WHAT YOU WILL DO =>
Find the lines holding "Married" and copy them.

===== LISTED ENTRIES

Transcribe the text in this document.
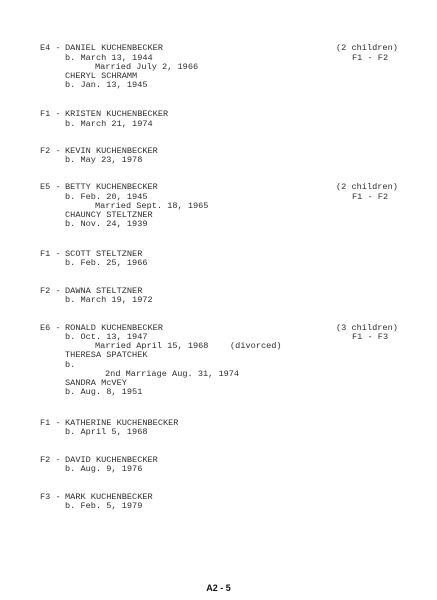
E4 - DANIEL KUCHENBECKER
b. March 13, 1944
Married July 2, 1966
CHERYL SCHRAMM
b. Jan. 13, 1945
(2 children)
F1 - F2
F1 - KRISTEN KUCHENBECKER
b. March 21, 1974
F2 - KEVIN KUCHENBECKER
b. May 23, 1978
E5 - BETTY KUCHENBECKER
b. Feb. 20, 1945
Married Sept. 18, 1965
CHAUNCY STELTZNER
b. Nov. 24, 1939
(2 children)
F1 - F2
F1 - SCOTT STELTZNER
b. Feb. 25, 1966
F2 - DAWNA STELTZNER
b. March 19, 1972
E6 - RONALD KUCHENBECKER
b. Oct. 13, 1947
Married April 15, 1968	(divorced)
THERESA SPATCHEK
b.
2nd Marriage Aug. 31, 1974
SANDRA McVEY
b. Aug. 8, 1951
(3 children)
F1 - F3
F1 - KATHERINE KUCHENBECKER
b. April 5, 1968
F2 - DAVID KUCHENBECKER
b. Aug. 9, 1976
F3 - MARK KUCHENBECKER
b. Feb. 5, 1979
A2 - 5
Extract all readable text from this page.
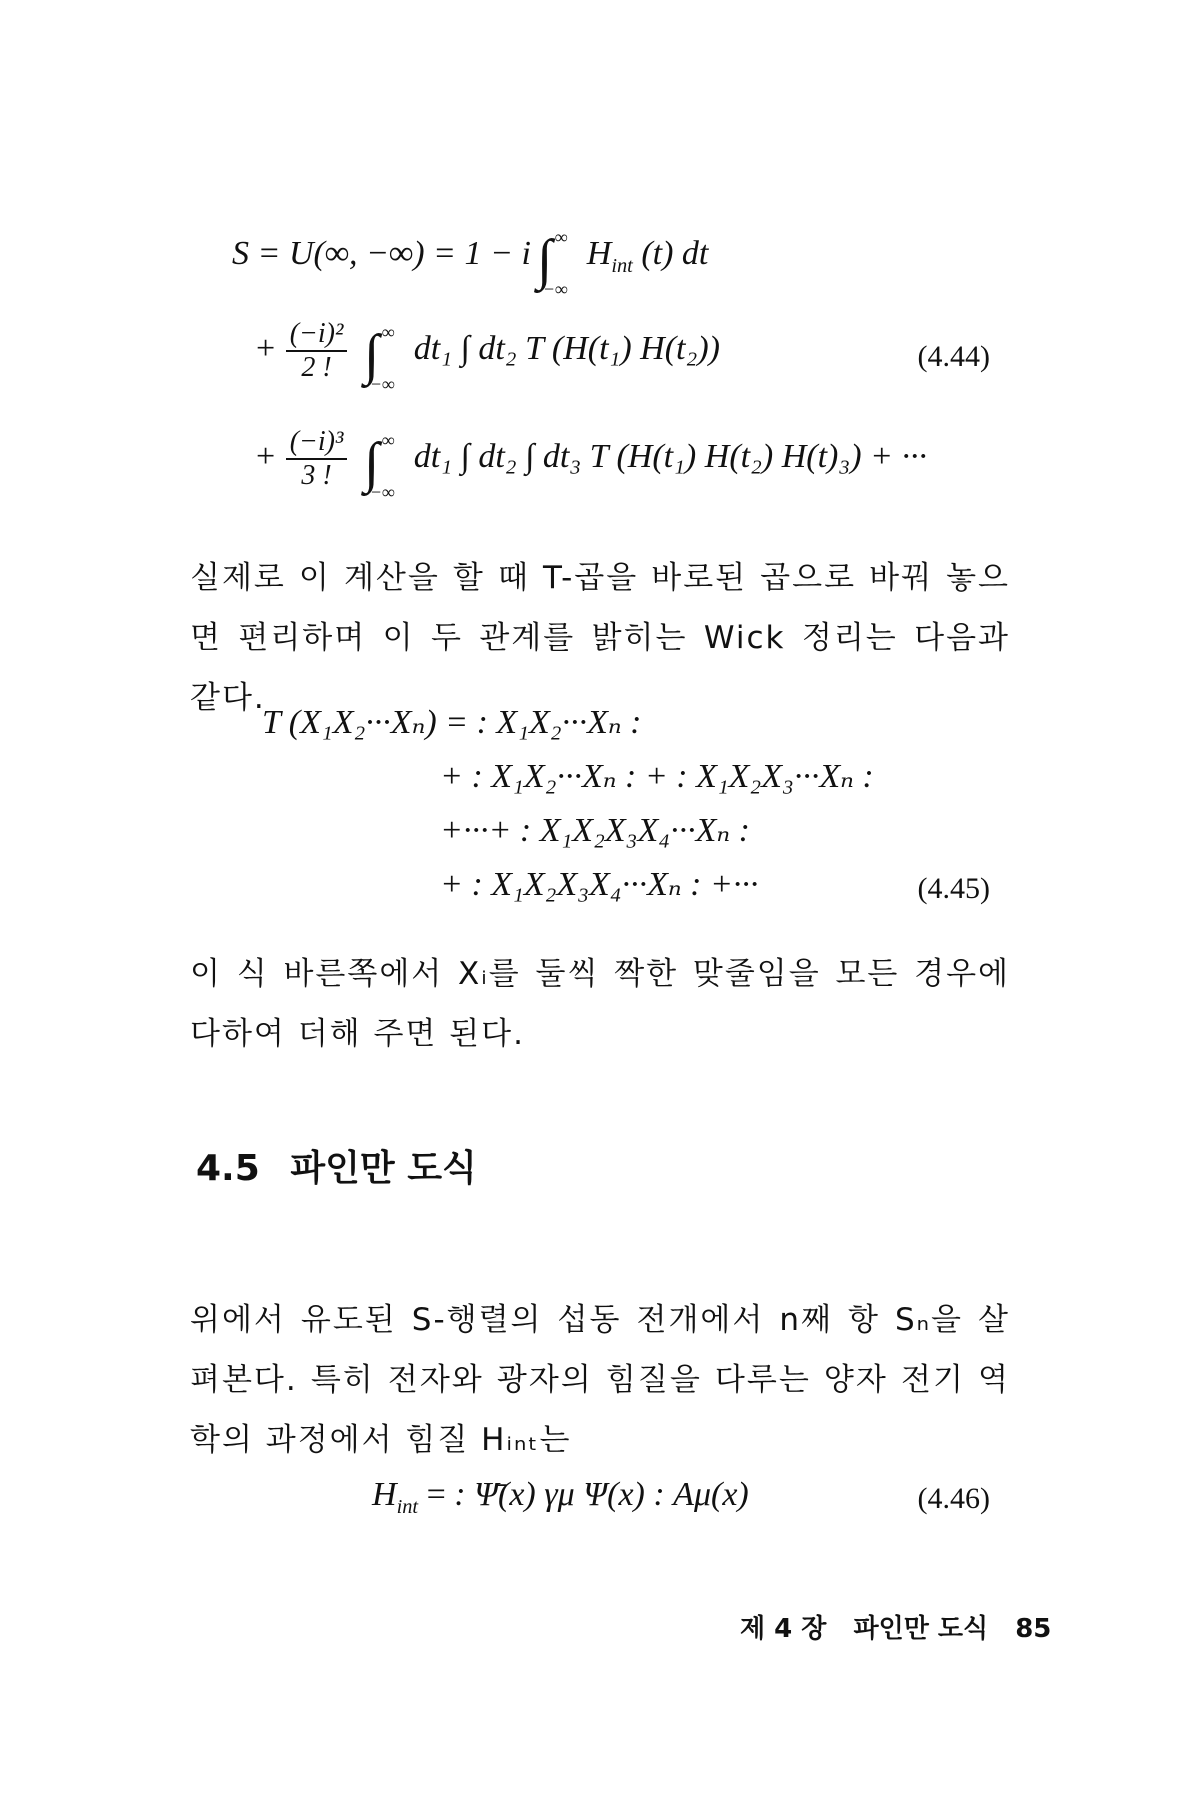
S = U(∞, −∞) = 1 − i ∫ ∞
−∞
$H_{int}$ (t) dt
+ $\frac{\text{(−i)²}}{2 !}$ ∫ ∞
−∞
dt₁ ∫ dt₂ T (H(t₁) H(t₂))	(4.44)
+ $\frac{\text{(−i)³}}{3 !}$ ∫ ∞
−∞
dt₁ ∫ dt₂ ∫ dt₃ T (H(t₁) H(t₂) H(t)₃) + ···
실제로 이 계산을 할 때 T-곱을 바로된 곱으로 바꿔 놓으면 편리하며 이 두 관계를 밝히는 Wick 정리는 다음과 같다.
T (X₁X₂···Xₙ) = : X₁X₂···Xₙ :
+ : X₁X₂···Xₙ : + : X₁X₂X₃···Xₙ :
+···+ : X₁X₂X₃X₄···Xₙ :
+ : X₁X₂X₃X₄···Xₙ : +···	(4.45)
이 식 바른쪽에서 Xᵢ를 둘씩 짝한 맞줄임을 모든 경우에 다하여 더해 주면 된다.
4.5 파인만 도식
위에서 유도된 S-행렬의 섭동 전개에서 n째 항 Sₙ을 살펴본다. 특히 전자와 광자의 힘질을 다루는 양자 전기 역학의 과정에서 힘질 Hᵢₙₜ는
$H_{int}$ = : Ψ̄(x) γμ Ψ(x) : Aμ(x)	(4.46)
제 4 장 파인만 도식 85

==========
===== LISTED ENTRIES

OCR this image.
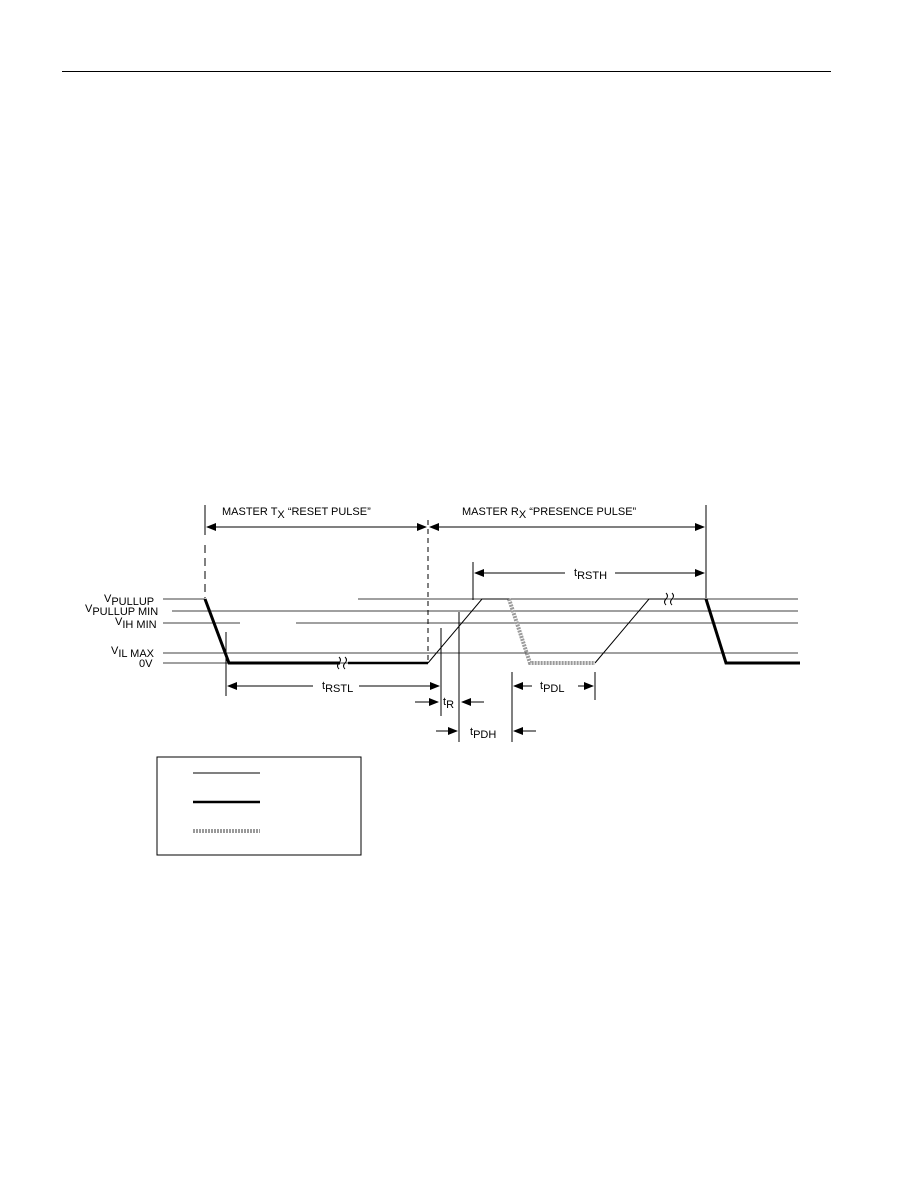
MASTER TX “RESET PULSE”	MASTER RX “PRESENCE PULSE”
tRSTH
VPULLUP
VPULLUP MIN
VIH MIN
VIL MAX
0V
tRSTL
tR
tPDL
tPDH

==========

TASK OUTPUT =>
Married July 2, 1966
Married Sept. 18, 1965
Married April 15, 1968	(divorced)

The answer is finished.